• WHAT YOU SHOULD DO:
Print out every record exactly as it appears.
* * *
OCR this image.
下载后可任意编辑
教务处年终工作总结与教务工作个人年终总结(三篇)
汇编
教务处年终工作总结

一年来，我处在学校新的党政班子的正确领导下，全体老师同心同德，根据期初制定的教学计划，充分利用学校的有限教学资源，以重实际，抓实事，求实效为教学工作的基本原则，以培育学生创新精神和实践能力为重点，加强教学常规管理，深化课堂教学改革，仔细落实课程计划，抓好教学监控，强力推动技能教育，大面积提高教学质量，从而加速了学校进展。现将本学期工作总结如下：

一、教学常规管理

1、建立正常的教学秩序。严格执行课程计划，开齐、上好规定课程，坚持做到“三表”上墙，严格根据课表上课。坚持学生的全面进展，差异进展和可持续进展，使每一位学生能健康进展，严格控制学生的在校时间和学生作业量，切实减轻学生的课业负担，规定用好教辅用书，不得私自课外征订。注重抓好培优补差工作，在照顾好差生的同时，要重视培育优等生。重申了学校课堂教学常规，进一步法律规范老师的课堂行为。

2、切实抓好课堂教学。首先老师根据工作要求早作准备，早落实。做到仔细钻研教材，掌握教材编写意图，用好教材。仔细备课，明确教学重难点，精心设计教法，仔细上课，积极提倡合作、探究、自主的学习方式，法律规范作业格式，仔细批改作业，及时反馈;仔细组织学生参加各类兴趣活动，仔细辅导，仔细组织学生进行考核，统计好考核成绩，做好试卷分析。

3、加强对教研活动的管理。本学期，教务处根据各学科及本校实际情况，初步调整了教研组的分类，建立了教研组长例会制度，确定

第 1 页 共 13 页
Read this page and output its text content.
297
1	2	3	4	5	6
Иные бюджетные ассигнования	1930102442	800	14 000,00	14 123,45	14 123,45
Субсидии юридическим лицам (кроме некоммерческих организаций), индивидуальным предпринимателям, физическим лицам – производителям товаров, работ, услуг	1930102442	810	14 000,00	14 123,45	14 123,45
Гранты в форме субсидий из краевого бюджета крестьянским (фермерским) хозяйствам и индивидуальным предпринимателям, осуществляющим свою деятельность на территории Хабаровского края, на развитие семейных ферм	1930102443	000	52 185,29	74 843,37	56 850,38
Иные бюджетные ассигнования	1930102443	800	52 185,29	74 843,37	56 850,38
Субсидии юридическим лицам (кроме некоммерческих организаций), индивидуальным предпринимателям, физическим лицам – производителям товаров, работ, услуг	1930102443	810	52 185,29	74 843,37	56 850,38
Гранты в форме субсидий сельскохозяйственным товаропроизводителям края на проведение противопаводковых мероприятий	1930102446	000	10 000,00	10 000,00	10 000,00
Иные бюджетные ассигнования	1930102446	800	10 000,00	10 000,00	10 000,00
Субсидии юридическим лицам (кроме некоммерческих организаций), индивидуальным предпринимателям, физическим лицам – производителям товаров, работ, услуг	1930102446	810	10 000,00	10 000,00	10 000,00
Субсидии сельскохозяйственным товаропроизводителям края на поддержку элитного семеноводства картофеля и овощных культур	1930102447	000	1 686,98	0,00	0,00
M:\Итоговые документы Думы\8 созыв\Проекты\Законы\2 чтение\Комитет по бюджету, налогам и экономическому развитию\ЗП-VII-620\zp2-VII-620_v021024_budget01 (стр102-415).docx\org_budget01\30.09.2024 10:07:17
* * *
• WRITTEN SOLUTION:
OCR this image.
下载后可任意编辑
教务处年终工作总结与教务工作个人年终总结(三篇)
汇编
教务处年终工作总结

一年来，我处在学校新的党政班子的正确领导下，全体老师同心同德，根据期初制定的教学计划，充分利用学校的有限教学资源，以重实际，抓实事，求实效为教学工作的基本原则，以培育学生创新精神和实践能力为重点，加强教学常规管理，深化课堂教学改革，仔细落实课程计划，抓好教学监控，强力推动技能教育，大面积提高教学质量，从而加速了学校进展。现将本学期工作总结如下：

一、教学常规管理

1、建立正常的教学秩序。严格执行课程计划，开齐、上好规定课程，坚持做到“三表”上墙，严格根据课表上课。坚持学生的全面进展，差异进展和可持续进展，使每一位学生能健康进展，严格控制学生的在校时间和学生作业量，切实减轻学生的课业负担，规定用好教辅用书，不得私自课外征订。注重抓好培优补差工作，在照顾好差生的同时，要重视培育优等生。重申了学校课堂教学常规，进一步法律规范老师的课堂行为。

2、切实抓好课堂教学。首先老师根据工作要求早作准备，早落实。做到仔细钻研教材，掌握教材编写意图，用好教材。仔细备课，明确教学重难点，精心设计教法，仔细上课，积极提倡合作、探究、自主的学习方式，法律规范作业格式，仔细批改作业，及时反馈;仔细组织学生参加各类兴趣活动，仔细辅导，仔细组织学生进行考核，统计好考核成绩，做好试卷分析。

3、加强对教研活动的管理。本学期，教务处根据各学科及本校实际情况，初步调整了教研组的分类，建立了教研组长例会制度，确定

第 1 页 共 13 页
Read this page and output its text content.
297
1	2	3	4	5	6
Иные бюджетные ассигнования	1930102442	800	14 000,00	14 123,45	14 123,45
Субсидии юридическим лицам (кроме некоммерческих организаций), индивидуальным предпринимателям, физическим лицам – производителям товаров, работ, услуг	1930102442	810	14 000,00	14 123,45	14 123,45
Гранты в форме субсидий из краевого бюджета крестьянским (фермерским) хозяйствам и индивидуальным предпринимателям, осуществляющим свою деятельность на территории Хабаровского края, на развитие семейных ферм	1930102443	000	52 185,29	74 843,37	56 850,38
Иные бюджетные ассигнования	1930102443	800	52 185,29	74 843,37	56 850,38
Субсидии юридическим лицам (кроме некоммерческих организаций), индивидуальным предпринимателям, физическим лицам – производителям товаров, работ, услуг	1930102443	810	52 185,29	74 843,37	56 850,38
Гранты в форме субсидий сельскохозяйственным товаропроизводителям края на проведение противопаводковых мероприятий	1930102446	000	10 000,00	10 000,00	10 000,00
Иные бюджетные ассигнования	1930102446	800	10 000,00	10 000,00	10 000,00
Субсидии юридическим лицам (кроме некоммерческих организаций), индивидуальным предпринимателям, физическим лицам – производителям товаров, работ, услуг	1930102446	810	10 000,00	10 000,00	10 000,00
Субсидии сельскохозяйственным товаропроизводителям края на поддержку элитного семеноводства картофеля и овощных культур	1930102447	000	1 686,98	0,00	0,00
M:\Итоговые документы Думы\8 созыв\Проекты\Законы\2 чтение\Комитет по бюджету, налогам и экономическому развитию\ЗП-VII-620\zp2-VII-620_v021024_budget01 (стр102-415).docx\org_budget01\30.09.2024 10:07:17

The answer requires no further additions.